EXERCISE OBJECTIVE: Go through the material below, count the lines with the word "zorgen", and reply with the count alone.

DATA ENTRIES:
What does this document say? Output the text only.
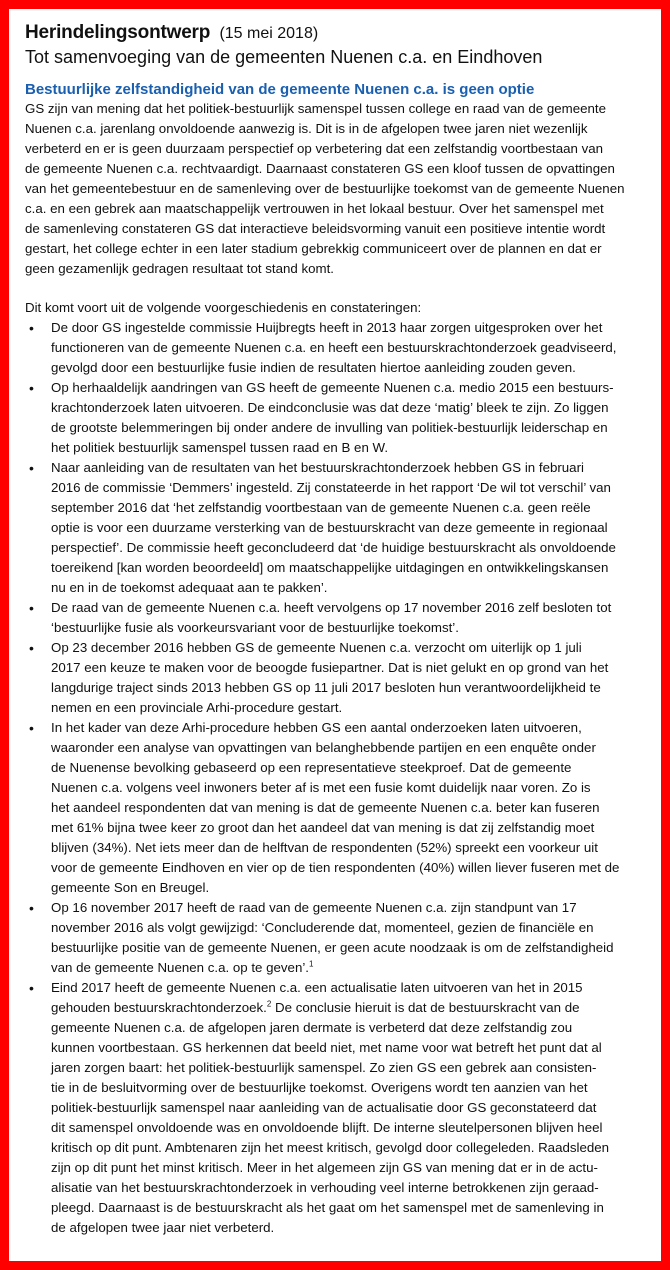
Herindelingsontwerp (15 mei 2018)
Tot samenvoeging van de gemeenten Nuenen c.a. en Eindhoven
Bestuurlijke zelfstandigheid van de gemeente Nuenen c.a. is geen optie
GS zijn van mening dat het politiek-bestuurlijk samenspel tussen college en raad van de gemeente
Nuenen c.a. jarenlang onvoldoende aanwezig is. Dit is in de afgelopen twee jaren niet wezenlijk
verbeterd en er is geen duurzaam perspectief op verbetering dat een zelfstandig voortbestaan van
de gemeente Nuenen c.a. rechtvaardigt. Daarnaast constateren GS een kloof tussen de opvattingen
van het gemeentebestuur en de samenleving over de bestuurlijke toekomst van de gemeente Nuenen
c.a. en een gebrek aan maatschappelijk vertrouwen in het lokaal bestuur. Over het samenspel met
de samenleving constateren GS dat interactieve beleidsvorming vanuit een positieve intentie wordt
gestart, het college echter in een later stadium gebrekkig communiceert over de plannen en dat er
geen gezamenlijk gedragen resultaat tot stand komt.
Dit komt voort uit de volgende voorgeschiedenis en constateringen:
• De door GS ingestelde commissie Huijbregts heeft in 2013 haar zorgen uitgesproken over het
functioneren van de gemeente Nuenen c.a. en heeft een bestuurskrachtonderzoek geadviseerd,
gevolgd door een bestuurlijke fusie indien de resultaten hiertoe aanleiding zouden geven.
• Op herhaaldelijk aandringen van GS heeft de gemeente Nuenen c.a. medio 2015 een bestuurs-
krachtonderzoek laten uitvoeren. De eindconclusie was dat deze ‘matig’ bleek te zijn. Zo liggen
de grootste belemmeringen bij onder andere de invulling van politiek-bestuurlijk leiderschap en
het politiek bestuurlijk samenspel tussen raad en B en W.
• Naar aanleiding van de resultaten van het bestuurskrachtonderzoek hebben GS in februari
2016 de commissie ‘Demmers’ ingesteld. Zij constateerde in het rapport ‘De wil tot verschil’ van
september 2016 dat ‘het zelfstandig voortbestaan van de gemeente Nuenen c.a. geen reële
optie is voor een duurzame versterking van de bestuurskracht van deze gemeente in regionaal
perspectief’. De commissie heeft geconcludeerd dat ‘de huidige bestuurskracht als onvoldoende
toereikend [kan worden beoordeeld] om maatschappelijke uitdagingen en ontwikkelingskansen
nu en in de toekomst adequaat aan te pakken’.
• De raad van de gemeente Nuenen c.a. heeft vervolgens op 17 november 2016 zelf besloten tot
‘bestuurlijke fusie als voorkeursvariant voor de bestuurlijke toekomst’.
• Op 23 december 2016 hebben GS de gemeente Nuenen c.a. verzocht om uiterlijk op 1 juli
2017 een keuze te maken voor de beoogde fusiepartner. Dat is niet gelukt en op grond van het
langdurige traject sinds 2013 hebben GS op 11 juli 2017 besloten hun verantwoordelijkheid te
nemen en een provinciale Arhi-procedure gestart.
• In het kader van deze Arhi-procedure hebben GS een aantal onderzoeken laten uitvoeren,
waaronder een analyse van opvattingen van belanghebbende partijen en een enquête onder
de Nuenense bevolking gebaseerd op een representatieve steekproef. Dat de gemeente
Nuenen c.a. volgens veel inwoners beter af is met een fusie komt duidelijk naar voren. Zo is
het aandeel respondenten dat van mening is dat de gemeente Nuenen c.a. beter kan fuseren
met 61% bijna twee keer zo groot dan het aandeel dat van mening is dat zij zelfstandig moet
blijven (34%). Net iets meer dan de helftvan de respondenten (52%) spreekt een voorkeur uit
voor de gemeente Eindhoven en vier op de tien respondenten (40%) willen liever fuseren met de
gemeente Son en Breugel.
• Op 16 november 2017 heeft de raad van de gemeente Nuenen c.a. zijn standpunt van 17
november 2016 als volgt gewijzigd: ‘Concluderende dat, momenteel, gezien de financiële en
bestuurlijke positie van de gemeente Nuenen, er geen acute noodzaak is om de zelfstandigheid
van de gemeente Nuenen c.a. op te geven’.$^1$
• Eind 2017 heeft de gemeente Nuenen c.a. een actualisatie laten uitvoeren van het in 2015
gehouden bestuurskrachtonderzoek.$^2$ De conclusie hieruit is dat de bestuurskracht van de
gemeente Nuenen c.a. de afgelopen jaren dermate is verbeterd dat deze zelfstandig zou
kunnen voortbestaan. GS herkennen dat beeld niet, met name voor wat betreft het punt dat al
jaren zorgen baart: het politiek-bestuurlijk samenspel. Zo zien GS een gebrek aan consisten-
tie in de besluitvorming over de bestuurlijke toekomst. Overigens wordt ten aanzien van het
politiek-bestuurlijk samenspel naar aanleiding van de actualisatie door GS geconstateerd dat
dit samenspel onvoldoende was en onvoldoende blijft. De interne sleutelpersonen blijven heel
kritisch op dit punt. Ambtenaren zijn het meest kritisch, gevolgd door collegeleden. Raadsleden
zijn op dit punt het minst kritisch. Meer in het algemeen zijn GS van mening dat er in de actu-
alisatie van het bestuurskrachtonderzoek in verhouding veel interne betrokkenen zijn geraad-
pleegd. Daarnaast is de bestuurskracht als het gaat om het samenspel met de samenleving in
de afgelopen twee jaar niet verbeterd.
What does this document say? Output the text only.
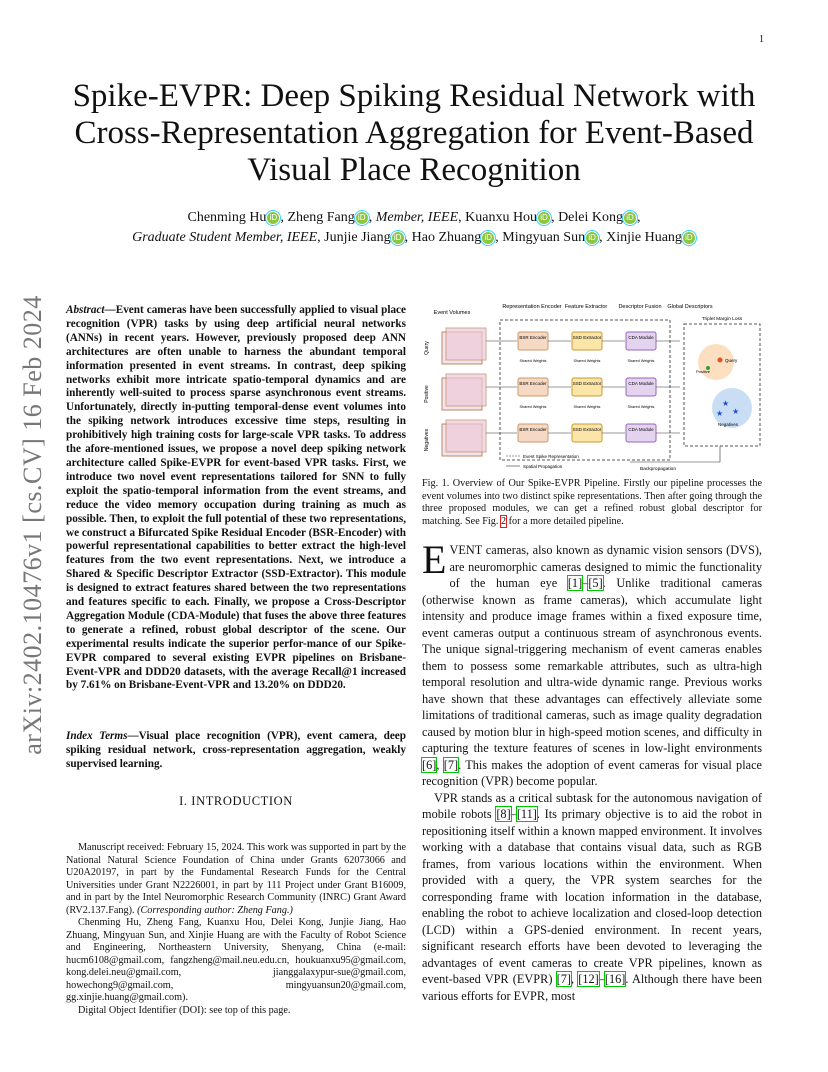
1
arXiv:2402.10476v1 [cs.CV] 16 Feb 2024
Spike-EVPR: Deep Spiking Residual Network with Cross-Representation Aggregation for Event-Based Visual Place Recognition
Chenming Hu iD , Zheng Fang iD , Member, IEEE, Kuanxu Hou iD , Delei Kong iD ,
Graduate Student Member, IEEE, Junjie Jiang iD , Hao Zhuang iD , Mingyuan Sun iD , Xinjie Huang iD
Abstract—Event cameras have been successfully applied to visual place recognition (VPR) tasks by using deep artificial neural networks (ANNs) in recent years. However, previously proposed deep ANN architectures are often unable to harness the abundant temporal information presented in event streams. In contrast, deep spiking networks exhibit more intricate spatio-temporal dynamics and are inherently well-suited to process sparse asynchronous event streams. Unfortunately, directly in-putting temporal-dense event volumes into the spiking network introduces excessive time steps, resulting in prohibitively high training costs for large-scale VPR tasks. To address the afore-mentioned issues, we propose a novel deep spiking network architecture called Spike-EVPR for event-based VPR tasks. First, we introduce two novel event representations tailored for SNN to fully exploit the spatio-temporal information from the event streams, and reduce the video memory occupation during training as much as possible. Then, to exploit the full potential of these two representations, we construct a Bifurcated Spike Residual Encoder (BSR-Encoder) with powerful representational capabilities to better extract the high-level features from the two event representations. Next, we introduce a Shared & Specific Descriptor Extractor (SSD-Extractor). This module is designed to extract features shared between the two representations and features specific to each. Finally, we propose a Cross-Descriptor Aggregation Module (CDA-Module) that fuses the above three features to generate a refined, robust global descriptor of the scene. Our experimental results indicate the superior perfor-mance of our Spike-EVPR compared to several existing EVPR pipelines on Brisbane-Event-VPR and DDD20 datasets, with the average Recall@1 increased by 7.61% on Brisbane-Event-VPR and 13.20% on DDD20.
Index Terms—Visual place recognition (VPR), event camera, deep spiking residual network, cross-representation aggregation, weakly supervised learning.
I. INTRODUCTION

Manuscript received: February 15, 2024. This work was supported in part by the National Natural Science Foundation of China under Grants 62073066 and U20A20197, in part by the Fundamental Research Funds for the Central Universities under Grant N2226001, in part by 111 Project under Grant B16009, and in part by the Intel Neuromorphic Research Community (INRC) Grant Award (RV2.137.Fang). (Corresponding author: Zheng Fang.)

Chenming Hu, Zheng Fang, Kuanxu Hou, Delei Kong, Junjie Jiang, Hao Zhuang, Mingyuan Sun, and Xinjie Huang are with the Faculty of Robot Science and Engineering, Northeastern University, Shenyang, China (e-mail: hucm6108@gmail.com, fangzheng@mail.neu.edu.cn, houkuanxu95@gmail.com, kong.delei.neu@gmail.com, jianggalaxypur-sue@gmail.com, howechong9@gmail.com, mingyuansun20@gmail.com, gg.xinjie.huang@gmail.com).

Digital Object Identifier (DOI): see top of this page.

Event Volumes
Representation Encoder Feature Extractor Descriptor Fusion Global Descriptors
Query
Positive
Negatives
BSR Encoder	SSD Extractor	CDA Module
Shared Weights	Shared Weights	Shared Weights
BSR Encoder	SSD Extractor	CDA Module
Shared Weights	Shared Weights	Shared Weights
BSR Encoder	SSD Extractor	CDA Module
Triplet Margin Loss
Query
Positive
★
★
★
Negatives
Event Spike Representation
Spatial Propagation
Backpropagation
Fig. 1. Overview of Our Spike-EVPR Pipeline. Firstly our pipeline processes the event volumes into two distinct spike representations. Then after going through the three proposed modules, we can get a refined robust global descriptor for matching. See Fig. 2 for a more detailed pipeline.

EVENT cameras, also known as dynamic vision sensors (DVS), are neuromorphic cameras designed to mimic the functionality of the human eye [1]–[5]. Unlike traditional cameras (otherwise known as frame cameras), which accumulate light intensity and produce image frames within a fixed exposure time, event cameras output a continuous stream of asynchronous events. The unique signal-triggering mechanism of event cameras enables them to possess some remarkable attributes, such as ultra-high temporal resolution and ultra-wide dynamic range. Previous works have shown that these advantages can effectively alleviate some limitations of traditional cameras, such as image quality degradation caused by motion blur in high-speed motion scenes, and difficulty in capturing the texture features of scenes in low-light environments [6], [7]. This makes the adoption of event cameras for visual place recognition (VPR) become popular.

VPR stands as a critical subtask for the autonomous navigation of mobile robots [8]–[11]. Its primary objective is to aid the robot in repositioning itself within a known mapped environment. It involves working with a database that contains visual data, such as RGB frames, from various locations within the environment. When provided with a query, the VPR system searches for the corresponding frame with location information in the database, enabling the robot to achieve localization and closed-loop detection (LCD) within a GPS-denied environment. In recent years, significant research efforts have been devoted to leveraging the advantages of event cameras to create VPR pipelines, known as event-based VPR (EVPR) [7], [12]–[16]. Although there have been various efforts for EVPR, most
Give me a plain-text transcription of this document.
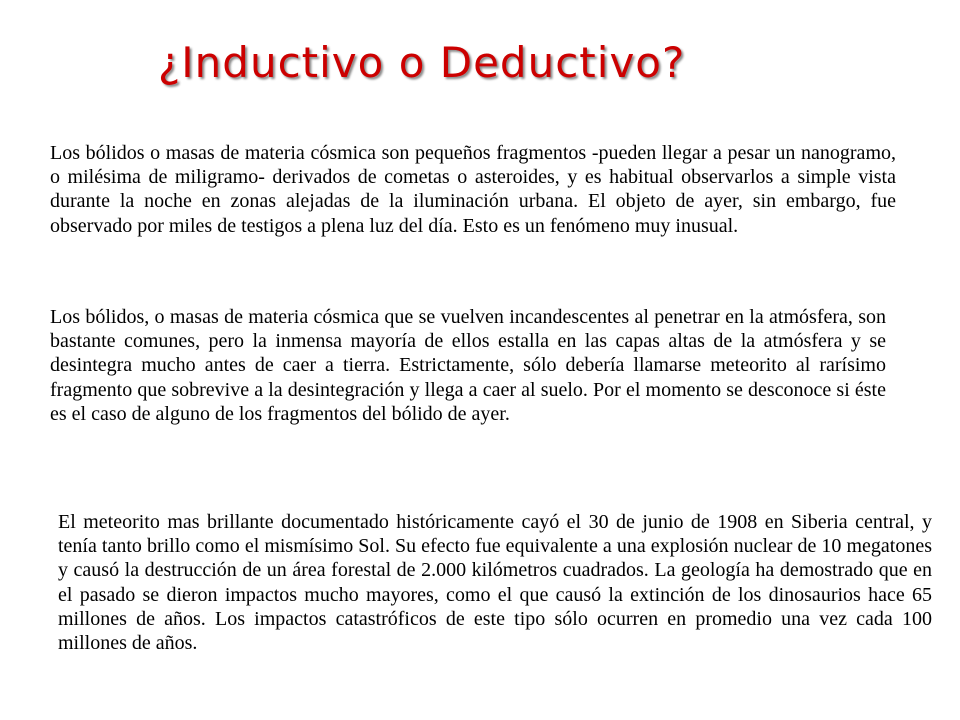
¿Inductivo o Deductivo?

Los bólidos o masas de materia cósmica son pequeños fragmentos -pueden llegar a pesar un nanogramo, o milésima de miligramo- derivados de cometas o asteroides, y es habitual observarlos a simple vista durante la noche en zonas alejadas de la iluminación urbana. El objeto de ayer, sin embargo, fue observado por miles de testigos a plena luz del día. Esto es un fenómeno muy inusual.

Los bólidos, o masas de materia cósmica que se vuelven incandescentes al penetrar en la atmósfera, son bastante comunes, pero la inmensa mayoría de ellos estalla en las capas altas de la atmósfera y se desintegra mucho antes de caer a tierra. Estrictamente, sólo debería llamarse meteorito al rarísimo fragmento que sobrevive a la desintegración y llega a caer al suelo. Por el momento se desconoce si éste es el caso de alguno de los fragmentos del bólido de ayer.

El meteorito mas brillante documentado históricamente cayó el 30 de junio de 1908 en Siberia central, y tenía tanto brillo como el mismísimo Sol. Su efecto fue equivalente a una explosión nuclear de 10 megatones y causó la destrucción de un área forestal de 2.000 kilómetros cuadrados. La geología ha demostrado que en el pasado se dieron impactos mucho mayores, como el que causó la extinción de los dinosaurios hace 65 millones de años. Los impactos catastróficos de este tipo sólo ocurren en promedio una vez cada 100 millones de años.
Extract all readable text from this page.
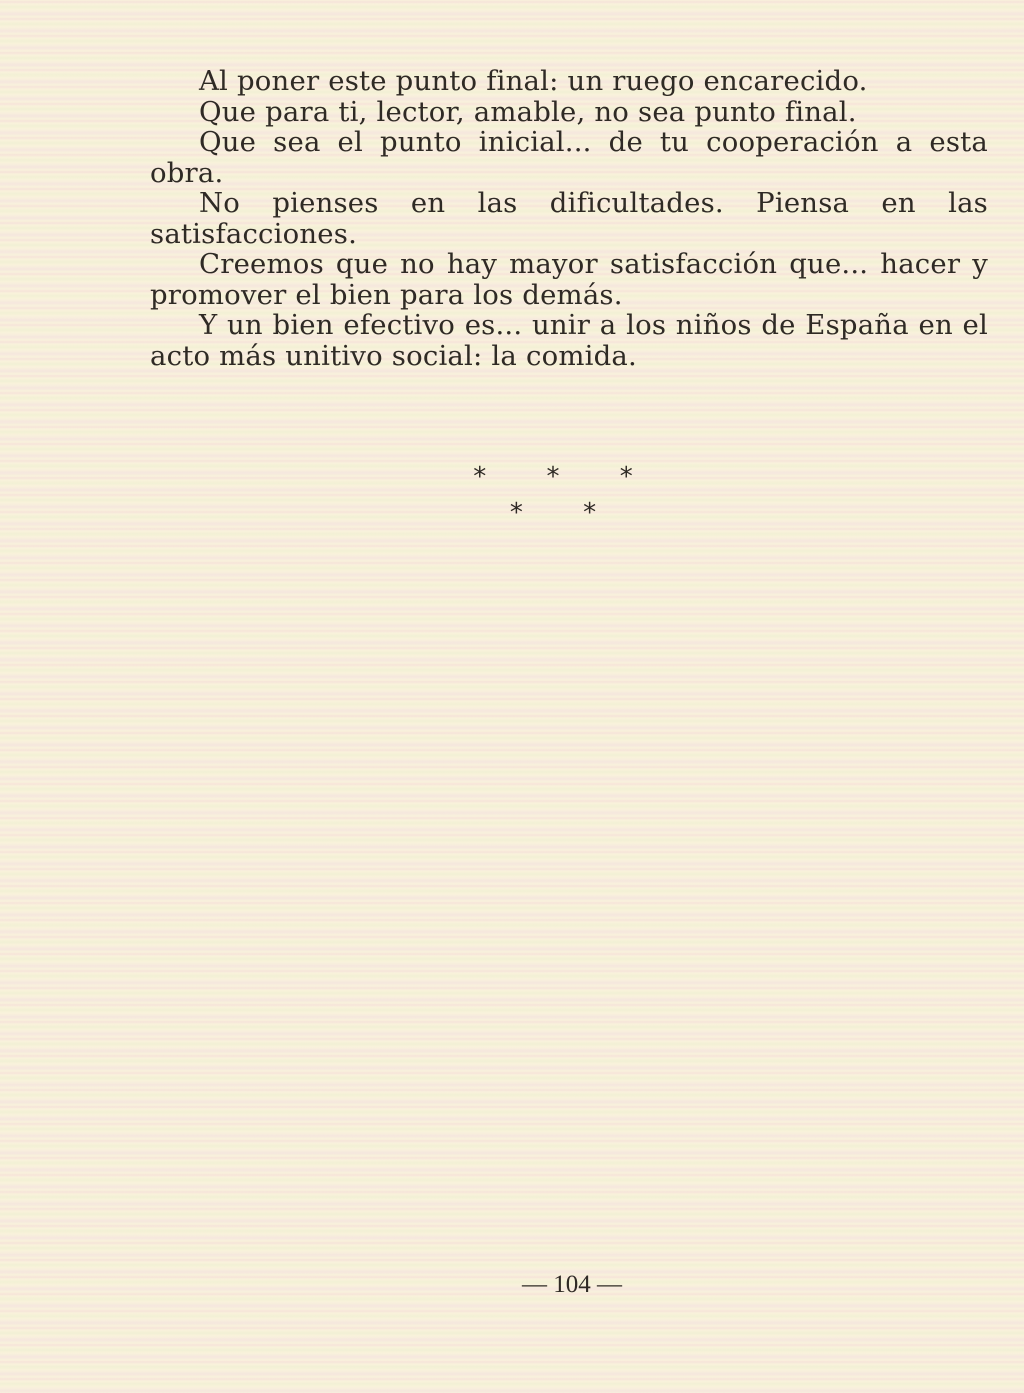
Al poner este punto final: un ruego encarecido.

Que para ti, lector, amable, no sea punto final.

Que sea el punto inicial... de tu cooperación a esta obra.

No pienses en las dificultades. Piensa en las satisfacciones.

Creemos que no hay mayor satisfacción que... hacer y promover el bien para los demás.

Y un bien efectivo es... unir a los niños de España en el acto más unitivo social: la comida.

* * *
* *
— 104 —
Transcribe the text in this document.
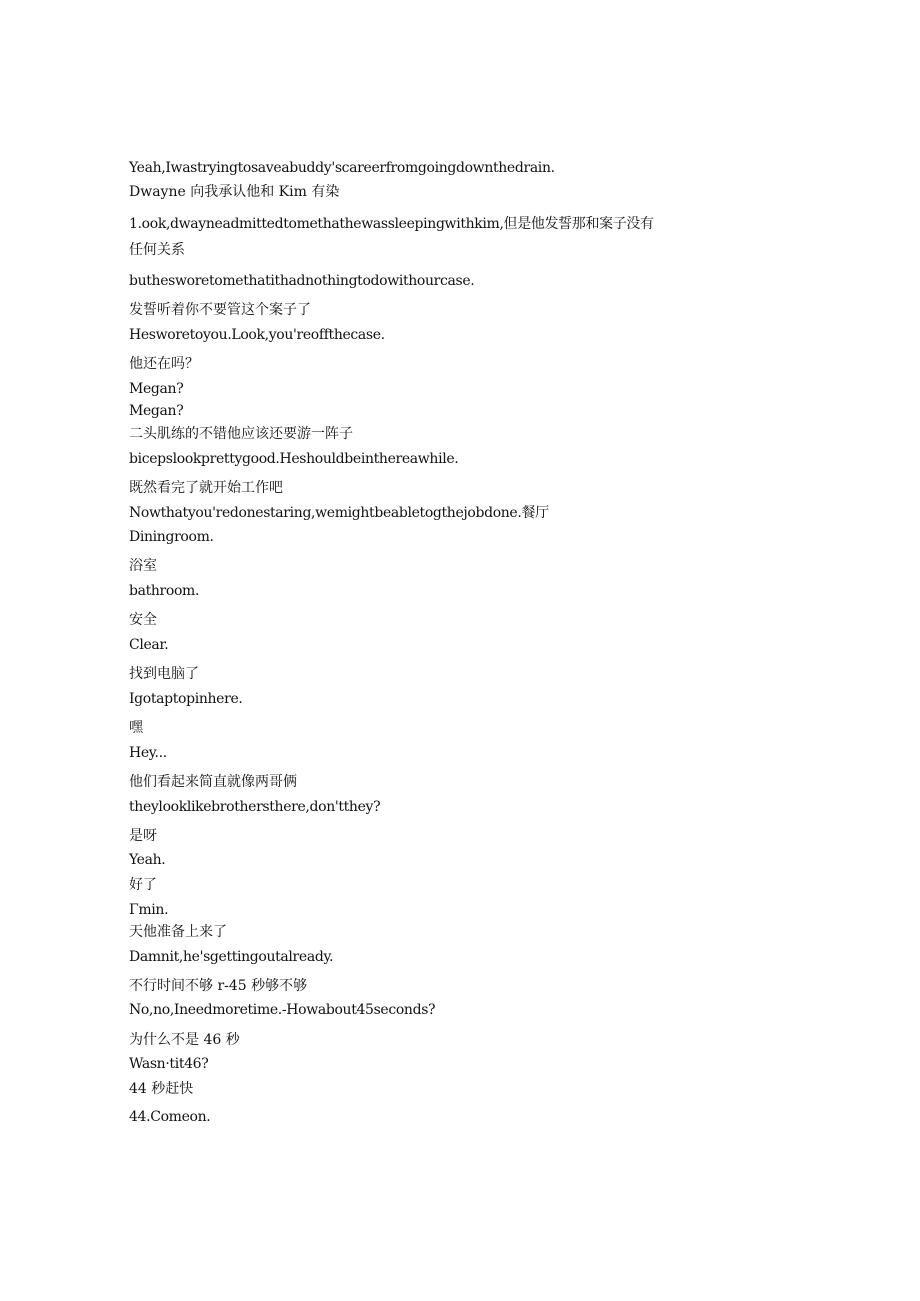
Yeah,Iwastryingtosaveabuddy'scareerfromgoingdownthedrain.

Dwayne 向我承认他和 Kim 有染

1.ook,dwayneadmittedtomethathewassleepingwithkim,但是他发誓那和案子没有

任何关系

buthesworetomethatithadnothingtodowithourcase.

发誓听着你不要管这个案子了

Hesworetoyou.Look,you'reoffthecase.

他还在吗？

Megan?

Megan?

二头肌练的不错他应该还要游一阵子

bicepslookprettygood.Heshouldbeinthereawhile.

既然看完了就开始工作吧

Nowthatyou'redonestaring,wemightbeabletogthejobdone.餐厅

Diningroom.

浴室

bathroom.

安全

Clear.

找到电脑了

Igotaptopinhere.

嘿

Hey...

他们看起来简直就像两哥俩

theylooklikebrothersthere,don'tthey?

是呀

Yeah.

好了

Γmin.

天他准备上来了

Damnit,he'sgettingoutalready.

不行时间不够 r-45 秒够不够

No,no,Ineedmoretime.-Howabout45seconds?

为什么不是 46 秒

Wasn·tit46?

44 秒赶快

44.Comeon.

COMPLETED TASK: 2